PASSAGE TO READ:
******
Hemmed in by Syria and Israel, Lebanon is also buffeted by a US struggle to counter Iranian and Syrian adversaries.

Such regional rivalries have long tempted Lebanese leaders, who jostle for power within a complex system that shares key posts among 17 Muslim and Christian sects, to seek alliances with foreigners whose influence can be hard to shake off.

Syria kept troops in Lebanon for 29 years until forced to withdraw them in 2005 after ex-Prime Minister Rafik al-Hariri was assassinated. It still flexes its muscles in its former client state via an array of Lebanese and Palestinian allies.

In the hills above the Christian village of Qusaya, pro-Syrian Palestinian guerrillas train and fire their weapons daily in a military base straddling the Syrian-Lebanese border.

''This is the last checkpoint, up there are the camps,'' said a Lebanese army soldier halting visitors at a steel gate across a rough road that climbs into the mountainous frontier zone.

In the past year, the army has tried to seal off guerrilla bases dotting the border, but has not tackled the Palestinian factions entrenched there for two decades or more.

''They haven't harmed us,'' said Huda Abdou, dark-haired wife of the mayor of Qusaya. ''But the Palestinians are sitting on our land up there. Certainly we want them to leave.'' In June a UN inquiry called the bases a major obstacle to securing the border and halting arms smuggling.

Syria has long funnelled weapons to Hezbollah, including many supplied by Iran, the main patron of the Lebanese Shi'ite guerrilla group that battled Israel for 34 days last year.

Damascus naturally supports Hezbollah and its allies in the ussle over the presidency, reserved for a Maronite Christian.

SAUDI FINANCIAL MUSCLE Saudi Arabia, on icy terms with Syria, backs the majority Sunni-Druze-Christian bloc led by Hariri's son Saad -- and keeps 1 billion dollar in the Central Bank to stabilise the Lebanese pound.

''The Syrians don't want a president who is anti-Syrian, or one who is going to pursue vigorously border security issues in ways that don't suit them,'' argued Paul Salem, director of the Beirut branch of the Carnegie Endowment for International Peace.
******
EXTRACTED ENTRIES:
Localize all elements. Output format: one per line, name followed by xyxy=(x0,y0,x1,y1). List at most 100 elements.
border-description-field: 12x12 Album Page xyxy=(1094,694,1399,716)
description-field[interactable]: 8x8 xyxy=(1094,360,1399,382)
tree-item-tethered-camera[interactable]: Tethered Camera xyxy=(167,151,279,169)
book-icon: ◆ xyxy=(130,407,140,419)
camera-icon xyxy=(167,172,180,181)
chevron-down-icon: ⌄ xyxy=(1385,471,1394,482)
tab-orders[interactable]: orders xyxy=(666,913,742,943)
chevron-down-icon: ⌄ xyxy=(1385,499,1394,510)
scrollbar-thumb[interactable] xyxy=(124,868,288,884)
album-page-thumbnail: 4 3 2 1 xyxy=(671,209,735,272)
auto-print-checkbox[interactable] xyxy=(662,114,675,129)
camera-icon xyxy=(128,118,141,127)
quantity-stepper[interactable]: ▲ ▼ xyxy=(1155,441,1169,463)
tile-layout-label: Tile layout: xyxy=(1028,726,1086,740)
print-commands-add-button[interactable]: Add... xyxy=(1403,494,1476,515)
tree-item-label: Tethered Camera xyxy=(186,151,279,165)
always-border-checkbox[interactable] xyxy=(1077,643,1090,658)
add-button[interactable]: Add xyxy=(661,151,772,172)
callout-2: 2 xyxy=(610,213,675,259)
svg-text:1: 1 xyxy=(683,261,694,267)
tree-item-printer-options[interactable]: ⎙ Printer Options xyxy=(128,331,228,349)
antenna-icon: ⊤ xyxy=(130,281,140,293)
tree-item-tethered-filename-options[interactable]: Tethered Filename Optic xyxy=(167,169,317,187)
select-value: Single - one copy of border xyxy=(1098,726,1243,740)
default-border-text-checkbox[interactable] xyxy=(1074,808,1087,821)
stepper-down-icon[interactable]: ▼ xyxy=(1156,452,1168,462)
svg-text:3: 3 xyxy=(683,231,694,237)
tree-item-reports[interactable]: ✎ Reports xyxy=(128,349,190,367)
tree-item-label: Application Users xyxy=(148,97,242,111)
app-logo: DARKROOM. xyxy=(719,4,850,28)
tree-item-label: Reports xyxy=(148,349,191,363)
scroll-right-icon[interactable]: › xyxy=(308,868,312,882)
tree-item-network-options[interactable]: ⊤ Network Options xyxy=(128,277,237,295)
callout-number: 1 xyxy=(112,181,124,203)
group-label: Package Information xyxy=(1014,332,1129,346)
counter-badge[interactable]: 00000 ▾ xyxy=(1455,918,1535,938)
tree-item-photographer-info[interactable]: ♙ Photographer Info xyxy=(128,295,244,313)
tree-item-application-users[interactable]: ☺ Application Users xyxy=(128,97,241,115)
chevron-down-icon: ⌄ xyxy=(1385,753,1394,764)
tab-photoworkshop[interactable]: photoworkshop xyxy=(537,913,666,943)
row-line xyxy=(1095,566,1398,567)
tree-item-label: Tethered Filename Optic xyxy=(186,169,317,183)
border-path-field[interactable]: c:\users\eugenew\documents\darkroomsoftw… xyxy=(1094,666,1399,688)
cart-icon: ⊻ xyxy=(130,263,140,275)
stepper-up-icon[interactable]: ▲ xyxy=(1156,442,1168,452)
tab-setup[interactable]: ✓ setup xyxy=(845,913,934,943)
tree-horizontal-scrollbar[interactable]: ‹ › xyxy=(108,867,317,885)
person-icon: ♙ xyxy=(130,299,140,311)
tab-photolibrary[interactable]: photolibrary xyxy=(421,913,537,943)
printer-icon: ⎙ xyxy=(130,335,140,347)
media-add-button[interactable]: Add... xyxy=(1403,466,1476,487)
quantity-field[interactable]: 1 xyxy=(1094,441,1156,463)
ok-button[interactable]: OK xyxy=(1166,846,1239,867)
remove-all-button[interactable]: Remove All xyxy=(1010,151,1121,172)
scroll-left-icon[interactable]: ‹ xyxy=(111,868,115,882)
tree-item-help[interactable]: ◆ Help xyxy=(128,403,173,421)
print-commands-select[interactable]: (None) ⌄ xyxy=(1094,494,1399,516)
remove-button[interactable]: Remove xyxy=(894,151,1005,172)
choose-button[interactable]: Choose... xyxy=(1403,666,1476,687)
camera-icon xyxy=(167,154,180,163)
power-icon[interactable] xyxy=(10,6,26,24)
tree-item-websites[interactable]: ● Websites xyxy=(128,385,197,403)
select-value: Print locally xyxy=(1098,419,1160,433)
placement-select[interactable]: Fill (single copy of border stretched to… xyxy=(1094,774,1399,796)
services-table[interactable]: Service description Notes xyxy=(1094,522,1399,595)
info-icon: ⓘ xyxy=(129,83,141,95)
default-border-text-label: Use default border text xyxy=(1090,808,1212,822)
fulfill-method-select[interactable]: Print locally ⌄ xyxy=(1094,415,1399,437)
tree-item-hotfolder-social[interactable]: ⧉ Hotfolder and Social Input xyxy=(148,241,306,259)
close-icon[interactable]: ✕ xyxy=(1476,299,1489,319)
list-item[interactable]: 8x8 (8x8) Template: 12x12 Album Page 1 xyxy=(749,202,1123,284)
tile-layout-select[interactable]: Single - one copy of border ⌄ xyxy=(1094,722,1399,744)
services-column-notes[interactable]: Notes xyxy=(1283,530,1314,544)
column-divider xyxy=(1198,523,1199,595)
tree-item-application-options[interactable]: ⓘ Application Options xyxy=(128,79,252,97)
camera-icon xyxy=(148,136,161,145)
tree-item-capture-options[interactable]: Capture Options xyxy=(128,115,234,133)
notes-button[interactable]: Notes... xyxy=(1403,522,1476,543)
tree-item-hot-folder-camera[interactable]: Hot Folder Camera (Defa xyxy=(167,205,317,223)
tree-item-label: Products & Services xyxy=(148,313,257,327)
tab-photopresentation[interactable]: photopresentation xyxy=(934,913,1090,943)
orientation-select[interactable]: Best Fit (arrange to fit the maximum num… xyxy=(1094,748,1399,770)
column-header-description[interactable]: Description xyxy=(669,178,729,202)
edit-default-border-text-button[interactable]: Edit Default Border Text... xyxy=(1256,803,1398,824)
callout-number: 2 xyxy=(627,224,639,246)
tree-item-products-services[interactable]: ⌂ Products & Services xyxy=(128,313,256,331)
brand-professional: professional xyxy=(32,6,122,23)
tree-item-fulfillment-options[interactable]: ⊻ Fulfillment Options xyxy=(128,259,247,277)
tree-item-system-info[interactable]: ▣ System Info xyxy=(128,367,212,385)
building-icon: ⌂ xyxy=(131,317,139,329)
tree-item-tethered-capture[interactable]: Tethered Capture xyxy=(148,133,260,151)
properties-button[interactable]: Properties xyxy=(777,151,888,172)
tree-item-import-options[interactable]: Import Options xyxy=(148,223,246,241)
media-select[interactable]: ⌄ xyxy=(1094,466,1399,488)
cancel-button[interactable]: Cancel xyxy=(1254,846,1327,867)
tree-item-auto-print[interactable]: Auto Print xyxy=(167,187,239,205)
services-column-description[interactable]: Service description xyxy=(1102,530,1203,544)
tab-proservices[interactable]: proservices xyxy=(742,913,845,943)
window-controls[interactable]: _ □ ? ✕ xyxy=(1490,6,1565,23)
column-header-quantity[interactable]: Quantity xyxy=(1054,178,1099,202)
******
WRITTEN PROBLEM A:
Name every person the article on Lebanon mentions by name.
WRITTEN PROBLEM B:
Please carry the article on Lebanon forward from its last sentence.

TASK ANSWER A:
Rafik al-Hariri, Huda Abdou, Saad (Hariri's son), Paul Salem

TASK ANSWER B:
He said the Syrians also wanted a president who would not put his weight behind a UN tribunal due to try the killers of Hariri and a string of other anti-Syrian figures.

''They could find ways to benefit from a constitutional vacuum where we have no president, or two presidents, and a breakdown of order in Lebanon,'' Salem added.

In contrast, sectarian chaos would not suit Iran, which fears Hezbollah would lose pan-Arab credibility as a symbol of resistance to America and Israel if it fought as a Shi'ite militia.

''Iran's concern is to keep Hezbollah alive and well for any future confrontation with Israel or the US,'' Salem said.

Apart from arming, training and funding Hezbollah since it emerged in the early 1980s, the Islamic Republic has fostered ties with its co-religionists in Lebanon's Shi'ite community.

Iran unleashed a reconstruction drive in mainly Shi'ite areas of Lebanon after Hezbollah's 2006 war with Israel.

In the Bekaa Valley, bulldozers churn clouds of dust from a highway north of Baalbek bombed by the Israelis. Now the Iranians are rebuilding and widening a 24-km stretch.

''We are in the service of the Lebanese people, before the war or after the war,'' an Iranian site engineer, who introduced himself as Brother Murad, told Reuters via a translator.

IRAN WINS GRATITUDE Shi'ite residents in the nearby village of Tawfiqiyeh welcomed the Iranian project, complaining of Lebanese state neglect of their water, power and infrastructure needs.

''We wish the government would help us as much as the Iranians do,'' sighed Ali Bazzal, a 35-year-old butcher.

In Beirut, Hussam Khoshnevis, 45, a trimly bearded engineer charged by Iranian President Mahmoud Ahmadinejad to lead the reconstruction effort, refused to divulge how much Tehran was spending on what he said were 1,481 projects in Lebanon.

''It's more important to focus on getting the work done than to talk about money,'' he said, signing cheques in his office.

Iran's effort is highly visible compared to US assistance, which is mostly military aid to the Lebanese army.

In May, Washington rushed ammunition to troops battling Islamist militants at a Palestinian refugee camp in north Lebanon. It has provided 321 million dollar in military aid in the past two years, as well as 60 million dollar for the police.

But Lebanon's long-neglected army has no fixed-wing planes, air defences or modern equipment. Its weakness suits Israel and Syria and bolsters Hezbollah's argument that it is the only force capable of resisting or deterring Israeli military might.

''We are waiting for the Americans to fufill their promises and for the Europeans to help us,'' said Nizar Abdel Kader, a retired Lebanese general who advocates building a strong army.

The United States, a staunch ally of Israel, has many other concerns in the region, such as the Iraq war, the nuclear row with Iran and efforts to revive Middle East peacemaking, and would probably want to know who will be Lebanon's next president before deciding whether to pour in more military aid.

While lacking strategic value, Lebanon is seen as a rare Middle East policy success by Washington, which hopes parliament will consolidate that gain by electing an anti-Syrian president.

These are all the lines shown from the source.